- DATA IN THIS EXERCISE -
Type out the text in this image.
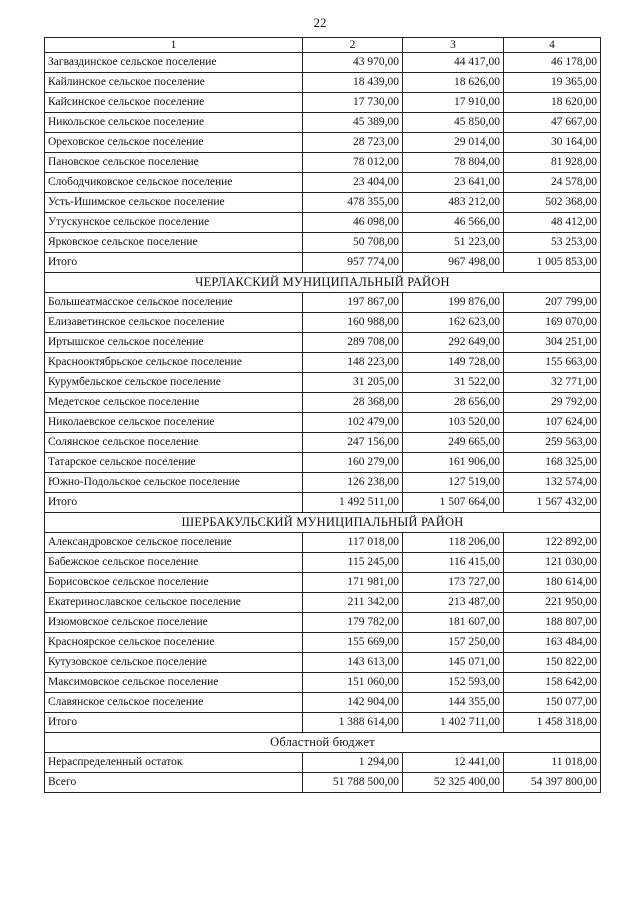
22
1	2	3	4
Загваздинское сельское поселение	43 970,00	44 417,00	46 178,00
Кайлинское сельское поселение	18 439,00	18 626,00	19 365,00
Кайсинское сельское поселение	17 730,00	17 910,00	18 620,00
Никольское сельское поселение	45 389,00	45 850,00	47 667,00
Ореховское сельское поселение	28 723,00	29 014,00	30 164,00
Пановское сельское поселение	78 012,00	78 804,00	81 928,00
Слободчиковское сельское поселение	23 404,00	23 641,00	24 578,00
Усть-Ишимское сельское поселение	478 355,00	483 212,00	502 368,00
Утускунское сельское поселение	46 098,00	46 566,00	48 412,00
Ярковское сельское поселение	50 708,00	51 223,00	53 253,00
Итого	957 774,00	967 498,00	1 005 853,00
ЧЕРЛАКСКИЙ МУНИЦИПАЛЬНЫЙ РАЙОН			
Большеатмасское сельское поселение	197 867,00	199 876,00	207 799,00
Елизаветинское сельское поселение	160 988,00	162 623,00	169 070,00
Иртышское сельское поселение	289 708,00	292 649,00	304 251,00
Краснооктябрьское сельское поселение	148 223,00	149 728,00	155 663,00
Курумбельское сельское поселение	31 205,00	31 522,00	32 771,00
Медетское сельское поселение	28 368,00	28 656,00	29 792,00
Николаевское сельское поселение	102 479,00	103 520,00	107 624,00
Солянское сельское поселение	247 156,00	249 665,00	259 563,00
Татарское сельское поселение	160 279,00	161 906,00	168 325,00
Южно-Подольское сельское поселение	126 238,00	127 519,00	132 574,00
Итого	1 492 511,00	1 507 664,00	1 567 432,00
ШЕРБАКУЛЬСКИЙ МУНИЦИПАЛЬНЫЙ РАЙОН			
Александровское сельское поселение	117 018,00	118 206,00	122 892,00
Бабежское сельское поселение	115 245,00	116 415,00	121 030,00
Борисовское сельское поселение	171 981,00	173 727,00	180 614,00
Екатеринославское сельское поселение	211 342,00	213 487,00	221 950,00
Изюмовское сельское поселение	179 782,00	181 607,00	188 807,00
Красноярское сельское поселение	155 669,00	157 250,00	163 484,00
Кутузовское сельское поселение	143 613,00	145 071,00	150 822,00
Максимовское сельское поселение	151 060,00	152 593,00	158 642,00
Славянское сельское поселение	142 904,00	144 355,00	150 077,00
Итого	1 388 614,00	1 402 711,00	1 458 318,00
Областной бюджет			
Нераспределенный остаток	1 294,00	12 441,00	11 018,00
Всего	51 788 500,00	52 325 400,00	54 397 800,00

- DIRECTIONS -
Using the records given above, list every line that includes the word "МУНИЦИПАЛЬНЫЙ".

- FINISHED ANSWER -
ЧЕРЛАКСКИЙ МУНИЦИПАЛЬНЫЙ РАЙОН			
ШЕРБАКУЛЬСКИЙ МУНИЦИПАЛЬНЫЙ РАЙОН			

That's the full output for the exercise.